◆ **PROBLEM REQUIREMENTS**
Extend the news report on the tribunal trial of Onnoghen, picking up right after its final sentence.

◆ **TEXT EXTRACT**
+++
Malam Umar Aliyu (SAN), Counsel to the Federal Government, had objected to such order of trial, adding that the defendant must take his plea by being arraigned before any motion could be heard.
The prosecution had along the charge, filed an application urging the tribunal to order the stepping aside of the CJN pending the determination of the petition.
Chairman of the tribunal, Umar Danladi, went ahead to describe the orders from three High Courts restraining the tribunal from continuing with the trial as unconstitutional.
The Federal High Court, FCT High Court and the National Industrial Court at various times in Abuja gave the restraining orders halting the trial of the CJN pending the determination of suits bearing Danladi as defendant.
Aggrieved by the decision of the tribunal, Chief Adegboyega Awomolo (SAN) also Counsel to Onnoghen, filed an appeal challenging the decision of the tribunal to continue with the trial.
Aboki held that the appellate court had no definitive order to make in the present circumstance and therefore went ahead to fix Jan. 24 to hear the merit of the appeal.
+++
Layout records
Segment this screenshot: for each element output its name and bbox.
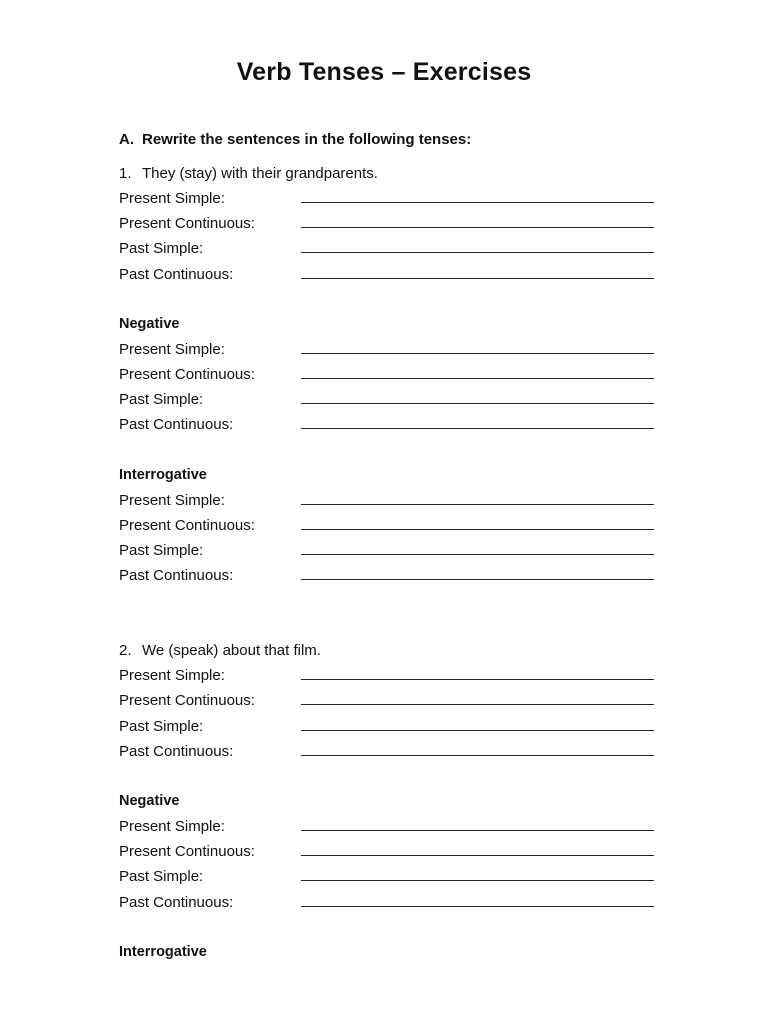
answer-row	[119, 890, 659, 915]
answer-line[interactable]	[301, 704, 654, 705]
tense-label: Past Simple:	[119, 541, 204, 559]
answer-line[interactable]	[301, 378, 654, 379]
answer-row	[119, 236, 659, 261]
section-instruction: Rewrite the sentences in the following tenses:	[142, 131, 472, 148]
answer-line[interactable]	[301, 529, 654, 530]
tense-label: Past Continuous:	[119, 893, 234, 911]
answer-line[interactable]	[301, 403, 654, 404]
question-sentence: We (speak) about that film.	[142, 642, 321, 660]
tense-label: Present Continuous:	[119, 692, 255, 710]
answer-line[interactable]	[301, 278, 654, 279]
answer-row	[119, 814, 659, 839]
spacer	[119, 438, 659, 463]
answer-line[interactable]	[301, 579, 654, 580]
answer-row	[119, 488, 659, 513]
question-1	[119, 161, 659, 186]
tense-label: Past Simple:	[119, 717, 204, 735]
tense-label: Present Continuous:	[119, 365, 255, 383]
tense-label: Past Continuous:	[119, 265, 234, 283]
worksheet-content	[119, 127, 659, 965]
tense-label: Past Continuous:	[119, 742, 234, 760]
answer-row	[119, 739, 659, 764]
answer-row	[119, 688, 659, 713]
group-heading-negative: Negative	[119, 315, 180, 332]
answer-line[interactable]	[301, 906, 654, 907]
group-heading-negative: Negative	[119, 793, 180, 809]
answer-row	[119, 714, 659, 739]
tense-label: Past Simple:	[119, 391, 204, 409]
tense-label: Past Simple:	[119, 868, 204, 886]
answer-line[interactable]	[301, 202, 654, 203]
tense-label: Present Simple:	[119, 818, 225, 835]
section-letter: A.	[119, 131, 134, 148]
answer-row	[119, 337, 659, 362]
answer-line[interactable]	[301, 554, 654, 555]
spacer	[119, 915, 659, 940]
tense-label: Past Simple:	[119, 240, 204, 258]
answer-row	[119, 387, 659, 412]
answer-line[interactable]	[301, 830, 654, 831]
section-heading	[119, 127, 659, 152]
tense-label: Present Simple:	[119, 667, 225, 685]
tense-label: Present Simple:	[119, 190, 225, 207]
answer-row	[119, 262, 659, 287]
tense-label: Past Continuous:	[119, 416, 234, 434]
answer-row	[119, 538, 659, 563]
answer-row	[119, 663, 659, 688]
group-heading-interrogative: Interrogative	[119, 466, 207, 483]
tense-label: Present Simple:	[119, 491, 225, 509]
answer-line[interactable]	[301, 428, 654, 429]
tense-label: Present Simple:	[119, 340, 225, 358]
tense-label: Present Continuous:	[119, 516, 255, 534]
answer-row	[119, 362, 659, 387]
group-heading-interrogative: Interrogative	[119, 943, 207, 960]
answer-row	[119, 839, 659, 864]
spacer	[119, 287, 659, 312]
answer-line[interactable]	[301, 880, 654, 881]
answer-line[interactable]	[301, 353, 654, 354]
answer-line[interactable]	[301, 855, 654, 856]
tense-label: Present Continuous:	[119, 843, 255, 861]
answer-line[interactable]	[301, 679, 654, 680]
page-title: Verb Tenses – Exercises	[236, 58, 532, 86]
spacer	[119, 588, 659, 638]
answer-line[interactable]	[301, 227, 654, 228]
answer-line[interactable]	[301, 252, 654, 253]
answer-row	[119, 563, 659, 588]
tense-label: Present Continuous:	[119, 215, 255, 233]
spacer	[119, 764, 659, 789]
answer-row	[119, 864, 659, 889]
tense-label: Past Continuous:	[119, 567, 234, 585]
answer-row	[119, 211, 659, 236]
answer-line[interactable]	[301, 504, 654, 505]
answer-row	[119, 513, 659, 538]
question-2	[119, 638, 659, 663]
question-number: 1.	[119, 165, 132, 182]
question-sentence: They (stay) with their grandparents.	[142, 165, 378, 182]
answer-row	[119, 412, 659, 437]
answer-line[interactable]	[301, 730, 654, 731]
answer-line[interactable]	[301, 755, 654, 756]
question-number: 2.	[119, 642, 132, 660]
answer-row	[119, 186, 659, 211]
+++
◆ **ANSWER TO THE TASK**
At the resumed session, Olanipekun had submitted that the tribunal was wrong to have discountenanced the restraining orders made by the three courts.
He said such action was capable of enthe throning anarchy in the system if not checked.
Olanipekun, who cited many legal precedents to support his argument, said it was incumbent on the tribunal to respect the order of the court and its practice direction.
He said the insistence of the tribunal to force the arraignment of the CJN when a motion challenging its jurisdiction was unknown to law.
Olanipekun also informed the court that three suits had been filed against the President Muhammadu Buhari, CCT, CCB, AGF and the chairman of the tribunal on matters that related to the trial of the CJN at the tribunal.
He said it was only just and fair for the tribunal to abide by the restraining orders in the trial of the CJN pending the determination of those suits.
Olanipekun therefore, prayed the court to stay proceedings at the tribunal pending the determination of all pending motions the defendants had brought before the appellate court.
Mr Oyekole Oso, Counsel for the Federal Government, raised objections on the issues canvassed by Olanipekun.
He said the orders made at three high courts were not binding on the tribunal, adding that the tribunal also had co-ordinate powers as those courts.
Oso said the applicant had not sufficiently demonstrated the willingness to submit himself for trial.
According to him, the interlocutory applications before the appeal would not stop the prosecution of the CJN at the tribunal.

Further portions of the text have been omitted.